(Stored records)
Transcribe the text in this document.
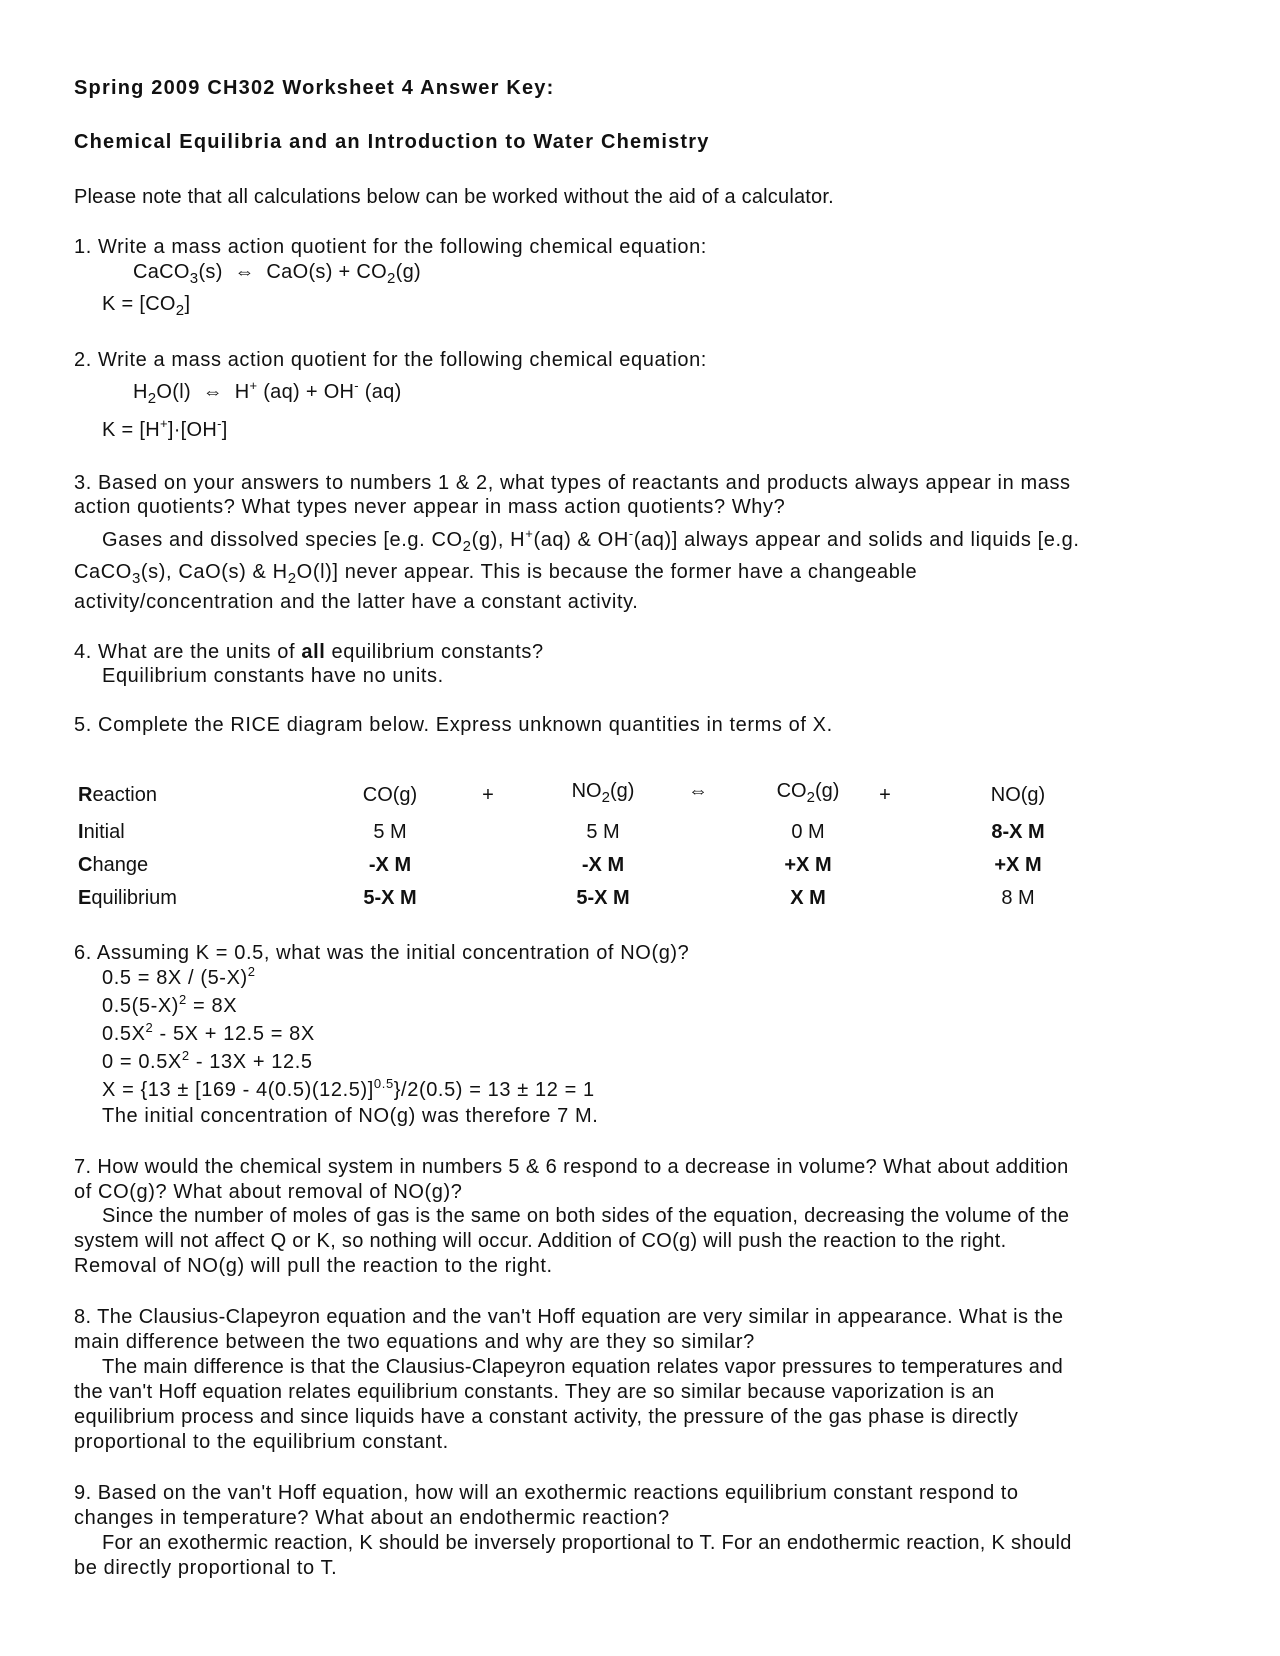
Spring 2009 CH302 Worksheet 4 Answer Key:
Chemical Equilibria and an Introduction to Water Chemistry
Please note that all calculations below can be worked without the aid of a calculator.
1. Write a mass action quotient for the following chemical equation:
CaCO$_3$(s) ⇔ $CaO(s) + CO_2(g)$
$K = [CO_2]$
2. Write a mass action quotient for the following chemical equation:
$H_2O(l)$ ⇔ H+ (aq) + OH- (aq)
K = [H+]·[OH-]
3. Based on your answers to numbers 1 & 2, what types of reactants and products always appear in mass
action quotients? What types never appear in mass action quotients? Why?
Gases and dissolved species [e.g. $CO_2(g)$, H+(aq) & OH-(aq)] always appear and solids and liquids [e.g.
CaCO$_3$(s), CaO(s) & $H_2O(l)$] never appear. This is because the former have a changeable
activity/concentration and the latter have a constant activity.
4. What are the units of all equilibrium constants?
Equilibrium constants have no units.
5. Complete the RICE diagram below. Express unknown quantities in terms of X.
Reaction	CO(g)	+	$NO_2(g)$	⇔	$CO_2(g)$	+	NO(g)
Initial	5 M	5 M	0 M	8-X M
Change	-X M	-X M	+X M	+X M
Equilibrium	5-X M	5-X M	X M	8 M
6. Assuming K = 0.5, what was the initial concentration of NO(g)?
$0.5 = 8X / (5-X)^2$
$0.5(5-X)^2 = 8X$
$0.5X^2 - 5X + 12.5 = 8X$
$0 = 0.5X^2 - 13X + 12.5$
X = {13 ± [169 - 4(0.5)(12.5)]$^{0.5}$}/2(0.5) = 13 ± 12 = 1
The initial concentration of NO(g) was therefore 7 M.
7. How would the chemical system in numbers 5 & 6 respond to a decrease in volume? What about addition
of CO(g)? What about removal of NO(g)?
Since the number of moles of gas is the same on both sides of the equation, decreasing the volume of the
system will not affect Q or K, so nothing will occur. Addition of CO(g) will push the reaction to the right.
Removal of NO(g) will pull the reaction to the right.
8. The Clausius-Clapeyron equation and the van't Hoff equation are very similar in appearance. What is the
main difference between the two equations and why are they so similar?
The main difference is that the Clausius-Clapeyron equation relates vapor pressures to temperatures and
the van't Hoff equation relates equilibrium constants. They are so similar because vaporization is an
equilibrium process and since liquids have a constant activity, the pressure of the gas phase is directly
proportional to the equilibrium constant.
9. Based on the van't Hoff equation, how will an exothermic reactions equilibrium constant respond to
changes in temperature? What about an endothermic reaction?
For an exothermic reaction, K should be inversely proportional to T. For an endothermic reaction, K should
be directly proportional to T.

**GIVEN EXERCISE:**
Repeat the data exactly, without the pictures.

**EXPECTED OUTPUT:**
Transcribe the text in this document.
Spring 2009 CH302 Worksheet 4 Answer Key:
Chemical Equilibria and an Introduction to Water Chemistry
Please note that all calculations below can be worked without the aid of a calculator.
1. Write a mass action quotient for the following chemical equation:
CaCO$_3$(s) ⇔ $CaO(s) + CO_2(g)$
$K = [CO_2]$
2. Write a mass action quotient for the following chemical equation:
$H_2O(l)$ ⇔ H+ (aq) + OH- (aq)
K = [H+]·[OH-]
3. Based on your answers to numbers 1 & 2, what types of reactants and products always appear in mass
action quotients? What types never appear in mass action quotients? Why?
Gases and dissolved species [e.g. $CO_2(g)$, H+(aq) & OH-(aq)] always appear and solids and liquids [e.g.
CaCO$_3$(s), CaO(s) & $H_2O(l)$] never appear. This is because the former have a changeable
activity/concentration and the latter have a constant activity.
4. What are the units of all equilibrium constants?
Equilibrium constants have no units.
5. Complete the RICE diagram below. Express unknown quantities in terms of X.
Reaction	CO(g)	+	$NO_2(g)$	⇔	$CO_2(g)$	+	NO(g)
Initial	5 M	5 M	0 M	8-X M
Change	-X M	-X M	+X M	+X M
Equilibrium	5-X M	5-X M	X M	8 M
6. Assuming K = 0.5, what was the initial concentration of NO(g)?
$0.5 = 8X / (5-X)^2$
$0.5(5-X)^2 = 8X$
$0.5X^2 - 5X + 12.5 = 8X$
$0 = 0.5X^2 - 13X + 12.5$
X = {13 ± [169 - 4(0.5)(12.5)]$^{0.5}$}/2(0.5) = 13 ± 12 = 1
The initial concentration of NO(g) was therefore 7 M.
7. How would the chemical system in numbers 5 & 6 respond to a decrease in volume? What about addition
of CO(g)? What about removal of NO(g)?
Since the number of moles of gas is the same on both sides of the equation, decreasing the volume of the
system will not affect Q or K, so nothing will occur. Addition of CO(g) will push the reaction to the right.
Removal of NO(g) will pull the reaction to the right.
8. The Clausius-Clapeyron equation and the van't Hoff equation are very similar in appearance. What is the
main difference between the two equations and why are they so similar?
The main difference is that the Clausius-Clapeyron equation relates vapor pressures to temperatures and
the van't Hoff equation relates equilibrium constants. They are so similar because vaporization is an
equilibrium process and since liquids have a constant activity, the pressure of the gas phase is directly
proportional to the equilibrium constant.
9. Based on the van't Hoff equation, how will an exothermic reactions equilibrium constant respond to
changes in temperature? What about an endothermic reaction?
For an exothermic reaction, K should be inversely proportional to T. For an endothermic reaction, K should
be directly proportional to T.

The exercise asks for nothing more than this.